*What is required:*
Pull out every line with the word "series" from the entries below.

— begin Task material —

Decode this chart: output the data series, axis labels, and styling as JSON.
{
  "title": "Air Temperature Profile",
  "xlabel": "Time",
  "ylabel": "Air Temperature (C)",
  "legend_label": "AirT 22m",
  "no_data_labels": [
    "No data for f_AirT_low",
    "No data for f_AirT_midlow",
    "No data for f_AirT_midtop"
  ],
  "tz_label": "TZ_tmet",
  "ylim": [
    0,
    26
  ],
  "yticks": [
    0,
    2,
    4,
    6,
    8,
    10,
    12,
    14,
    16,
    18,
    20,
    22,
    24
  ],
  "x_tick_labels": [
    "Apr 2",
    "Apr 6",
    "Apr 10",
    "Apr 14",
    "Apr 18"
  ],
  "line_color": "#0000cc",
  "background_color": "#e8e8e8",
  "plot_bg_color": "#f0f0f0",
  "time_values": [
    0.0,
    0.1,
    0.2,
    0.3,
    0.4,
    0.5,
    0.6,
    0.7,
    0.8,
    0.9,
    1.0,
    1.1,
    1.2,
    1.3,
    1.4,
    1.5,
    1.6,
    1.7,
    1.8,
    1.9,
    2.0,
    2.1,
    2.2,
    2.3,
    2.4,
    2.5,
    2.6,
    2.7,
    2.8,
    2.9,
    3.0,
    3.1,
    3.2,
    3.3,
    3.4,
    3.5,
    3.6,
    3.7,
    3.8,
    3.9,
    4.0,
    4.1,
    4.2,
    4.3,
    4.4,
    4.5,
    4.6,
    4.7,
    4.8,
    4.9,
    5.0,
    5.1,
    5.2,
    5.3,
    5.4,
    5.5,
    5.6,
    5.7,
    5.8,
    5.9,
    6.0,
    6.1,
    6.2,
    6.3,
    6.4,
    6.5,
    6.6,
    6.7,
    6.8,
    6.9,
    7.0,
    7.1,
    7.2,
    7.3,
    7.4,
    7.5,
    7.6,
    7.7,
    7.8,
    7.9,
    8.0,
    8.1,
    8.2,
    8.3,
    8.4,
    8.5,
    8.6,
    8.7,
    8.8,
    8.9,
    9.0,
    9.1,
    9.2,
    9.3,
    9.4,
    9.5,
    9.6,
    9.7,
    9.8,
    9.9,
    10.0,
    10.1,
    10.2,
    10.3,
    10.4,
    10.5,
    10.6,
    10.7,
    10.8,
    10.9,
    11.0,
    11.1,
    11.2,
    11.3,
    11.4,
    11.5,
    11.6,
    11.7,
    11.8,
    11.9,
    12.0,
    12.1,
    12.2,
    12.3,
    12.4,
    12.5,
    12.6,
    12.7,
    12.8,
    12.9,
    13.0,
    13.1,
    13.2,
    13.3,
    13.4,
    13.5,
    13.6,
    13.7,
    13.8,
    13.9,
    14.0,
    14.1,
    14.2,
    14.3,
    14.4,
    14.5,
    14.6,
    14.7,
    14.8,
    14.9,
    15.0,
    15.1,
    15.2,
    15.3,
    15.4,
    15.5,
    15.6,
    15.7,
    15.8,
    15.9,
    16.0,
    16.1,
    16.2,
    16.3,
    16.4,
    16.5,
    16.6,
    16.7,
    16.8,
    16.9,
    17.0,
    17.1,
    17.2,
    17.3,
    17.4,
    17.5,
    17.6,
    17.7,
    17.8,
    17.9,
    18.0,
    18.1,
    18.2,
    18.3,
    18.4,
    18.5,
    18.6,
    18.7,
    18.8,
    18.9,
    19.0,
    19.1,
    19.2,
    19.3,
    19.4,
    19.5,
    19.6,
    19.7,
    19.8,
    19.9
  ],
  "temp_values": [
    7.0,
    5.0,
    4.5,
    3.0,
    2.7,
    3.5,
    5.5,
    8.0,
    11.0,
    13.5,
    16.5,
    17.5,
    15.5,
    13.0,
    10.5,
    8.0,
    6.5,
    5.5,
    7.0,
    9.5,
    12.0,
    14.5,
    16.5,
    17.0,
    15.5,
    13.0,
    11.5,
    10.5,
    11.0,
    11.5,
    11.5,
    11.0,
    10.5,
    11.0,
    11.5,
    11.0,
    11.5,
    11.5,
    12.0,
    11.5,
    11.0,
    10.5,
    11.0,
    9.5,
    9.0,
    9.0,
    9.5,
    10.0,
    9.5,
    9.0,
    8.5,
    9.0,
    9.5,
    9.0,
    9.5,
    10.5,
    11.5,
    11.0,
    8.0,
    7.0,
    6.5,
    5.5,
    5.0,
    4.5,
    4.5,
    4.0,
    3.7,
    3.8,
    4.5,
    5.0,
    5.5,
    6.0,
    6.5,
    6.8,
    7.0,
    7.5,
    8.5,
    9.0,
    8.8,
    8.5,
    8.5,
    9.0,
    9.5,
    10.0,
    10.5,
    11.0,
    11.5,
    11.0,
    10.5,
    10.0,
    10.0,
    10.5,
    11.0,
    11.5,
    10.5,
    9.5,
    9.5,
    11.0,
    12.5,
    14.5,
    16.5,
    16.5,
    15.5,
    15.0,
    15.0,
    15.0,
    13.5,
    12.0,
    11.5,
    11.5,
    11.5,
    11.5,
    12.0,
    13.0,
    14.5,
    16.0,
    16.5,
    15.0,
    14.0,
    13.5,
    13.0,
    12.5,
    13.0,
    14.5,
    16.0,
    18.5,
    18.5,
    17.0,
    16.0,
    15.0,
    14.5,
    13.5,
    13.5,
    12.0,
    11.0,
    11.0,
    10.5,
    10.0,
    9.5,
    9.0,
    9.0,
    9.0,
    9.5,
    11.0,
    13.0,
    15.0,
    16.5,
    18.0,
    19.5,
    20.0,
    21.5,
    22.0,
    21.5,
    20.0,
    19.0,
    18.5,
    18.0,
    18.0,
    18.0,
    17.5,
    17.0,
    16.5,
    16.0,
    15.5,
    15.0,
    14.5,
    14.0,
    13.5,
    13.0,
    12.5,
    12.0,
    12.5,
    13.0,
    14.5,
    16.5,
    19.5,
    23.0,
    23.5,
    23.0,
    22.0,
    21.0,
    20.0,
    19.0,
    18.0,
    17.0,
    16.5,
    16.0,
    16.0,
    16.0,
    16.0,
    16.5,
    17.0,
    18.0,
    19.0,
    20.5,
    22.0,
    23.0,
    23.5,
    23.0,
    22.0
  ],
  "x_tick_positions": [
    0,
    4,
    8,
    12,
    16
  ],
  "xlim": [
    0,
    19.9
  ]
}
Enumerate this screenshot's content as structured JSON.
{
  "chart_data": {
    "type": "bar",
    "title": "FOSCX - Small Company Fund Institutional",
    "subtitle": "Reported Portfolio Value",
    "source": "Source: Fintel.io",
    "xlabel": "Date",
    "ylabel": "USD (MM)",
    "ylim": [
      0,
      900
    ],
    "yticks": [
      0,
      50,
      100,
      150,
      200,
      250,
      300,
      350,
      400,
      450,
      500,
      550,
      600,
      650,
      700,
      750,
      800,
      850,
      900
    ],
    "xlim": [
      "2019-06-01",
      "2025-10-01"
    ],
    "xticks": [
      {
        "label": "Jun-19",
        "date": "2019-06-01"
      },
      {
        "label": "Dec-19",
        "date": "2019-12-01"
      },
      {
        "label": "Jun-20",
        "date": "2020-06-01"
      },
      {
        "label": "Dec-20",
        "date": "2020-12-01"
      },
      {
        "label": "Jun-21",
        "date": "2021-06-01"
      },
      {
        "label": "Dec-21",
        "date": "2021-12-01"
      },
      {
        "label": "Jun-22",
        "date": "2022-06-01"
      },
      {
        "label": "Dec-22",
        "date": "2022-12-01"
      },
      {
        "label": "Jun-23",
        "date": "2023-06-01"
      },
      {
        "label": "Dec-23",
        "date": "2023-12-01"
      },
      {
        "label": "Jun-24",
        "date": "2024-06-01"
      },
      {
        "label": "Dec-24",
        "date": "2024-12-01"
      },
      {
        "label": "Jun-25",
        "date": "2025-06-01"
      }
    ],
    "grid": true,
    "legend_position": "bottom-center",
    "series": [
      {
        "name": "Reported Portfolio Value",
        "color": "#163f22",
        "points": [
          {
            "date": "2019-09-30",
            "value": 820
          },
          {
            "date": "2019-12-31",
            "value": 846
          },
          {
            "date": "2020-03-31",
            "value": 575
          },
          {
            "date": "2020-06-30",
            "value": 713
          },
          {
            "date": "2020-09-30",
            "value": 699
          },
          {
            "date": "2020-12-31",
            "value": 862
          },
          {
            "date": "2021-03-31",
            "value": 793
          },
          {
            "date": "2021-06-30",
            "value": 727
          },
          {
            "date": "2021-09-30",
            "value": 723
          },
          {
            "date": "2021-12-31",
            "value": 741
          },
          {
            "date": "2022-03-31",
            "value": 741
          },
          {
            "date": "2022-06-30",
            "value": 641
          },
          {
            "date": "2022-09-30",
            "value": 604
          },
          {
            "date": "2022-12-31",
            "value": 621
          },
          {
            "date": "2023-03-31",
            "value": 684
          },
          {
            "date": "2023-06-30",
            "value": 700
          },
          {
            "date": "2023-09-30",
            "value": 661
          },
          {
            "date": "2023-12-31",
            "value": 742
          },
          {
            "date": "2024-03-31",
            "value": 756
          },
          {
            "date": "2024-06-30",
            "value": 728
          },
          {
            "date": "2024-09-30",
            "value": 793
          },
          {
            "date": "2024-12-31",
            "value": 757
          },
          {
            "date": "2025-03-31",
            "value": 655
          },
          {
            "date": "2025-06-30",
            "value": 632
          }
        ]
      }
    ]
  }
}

— end Task material —

*Expected output:*
Decode this chart: output the data series, axis labels, and styling as JSON.
    "series": [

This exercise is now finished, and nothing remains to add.